> **Task description**
Copy out all lines where "examination" appears.

[Recorded data]
----------

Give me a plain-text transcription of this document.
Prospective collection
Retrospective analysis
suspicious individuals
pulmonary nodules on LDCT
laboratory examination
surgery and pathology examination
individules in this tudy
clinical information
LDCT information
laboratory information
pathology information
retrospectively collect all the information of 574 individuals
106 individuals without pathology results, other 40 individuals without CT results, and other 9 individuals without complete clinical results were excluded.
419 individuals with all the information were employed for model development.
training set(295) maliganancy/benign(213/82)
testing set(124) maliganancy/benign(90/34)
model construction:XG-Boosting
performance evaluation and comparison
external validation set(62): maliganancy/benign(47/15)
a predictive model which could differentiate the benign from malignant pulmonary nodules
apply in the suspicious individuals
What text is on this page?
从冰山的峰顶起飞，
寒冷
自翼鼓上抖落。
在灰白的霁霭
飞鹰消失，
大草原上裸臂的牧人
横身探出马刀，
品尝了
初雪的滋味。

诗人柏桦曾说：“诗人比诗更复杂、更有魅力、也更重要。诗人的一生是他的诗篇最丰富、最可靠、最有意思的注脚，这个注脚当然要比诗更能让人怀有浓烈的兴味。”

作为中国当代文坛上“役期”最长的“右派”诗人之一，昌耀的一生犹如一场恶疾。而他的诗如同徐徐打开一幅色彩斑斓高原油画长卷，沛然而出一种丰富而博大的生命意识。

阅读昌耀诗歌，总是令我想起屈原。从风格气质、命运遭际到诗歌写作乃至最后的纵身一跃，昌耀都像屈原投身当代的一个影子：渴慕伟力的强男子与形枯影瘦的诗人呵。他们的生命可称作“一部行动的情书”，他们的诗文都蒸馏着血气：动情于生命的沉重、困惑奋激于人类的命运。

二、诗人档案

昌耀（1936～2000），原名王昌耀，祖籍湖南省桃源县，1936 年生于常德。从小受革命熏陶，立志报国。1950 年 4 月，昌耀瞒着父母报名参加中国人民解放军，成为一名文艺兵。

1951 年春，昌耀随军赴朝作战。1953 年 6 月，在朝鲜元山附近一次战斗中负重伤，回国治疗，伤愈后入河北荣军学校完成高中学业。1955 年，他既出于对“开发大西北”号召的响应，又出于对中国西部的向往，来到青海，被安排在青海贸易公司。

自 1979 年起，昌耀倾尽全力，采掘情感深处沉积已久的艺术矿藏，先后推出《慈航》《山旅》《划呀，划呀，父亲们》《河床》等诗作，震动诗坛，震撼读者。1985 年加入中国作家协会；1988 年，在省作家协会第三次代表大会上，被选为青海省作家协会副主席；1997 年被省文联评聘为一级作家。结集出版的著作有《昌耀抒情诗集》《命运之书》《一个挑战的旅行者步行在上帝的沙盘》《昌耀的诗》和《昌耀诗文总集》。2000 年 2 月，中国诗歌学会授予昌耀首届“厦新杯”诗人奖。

----------

> **Output below**
laboratory examination
surgery and pathology examination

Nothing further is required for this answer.